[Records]
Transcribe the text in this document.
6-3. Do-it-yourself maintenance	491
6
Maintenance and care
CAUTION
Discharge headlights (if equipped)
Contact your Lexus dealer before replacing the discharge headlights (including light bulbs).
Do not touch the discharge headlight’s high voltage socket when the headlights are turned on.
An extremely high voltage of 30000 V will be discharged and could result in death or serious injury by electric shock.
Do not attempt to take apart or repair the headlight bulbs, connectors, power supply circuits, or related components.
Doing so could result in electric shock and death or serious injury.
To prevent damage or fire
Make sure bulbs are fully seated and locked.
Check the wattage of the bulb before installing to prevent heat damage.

• _Goal of the exercise_
What count of lines in the listing contain the word "voltage"? Reply with the number only.

• _Result for this task_
2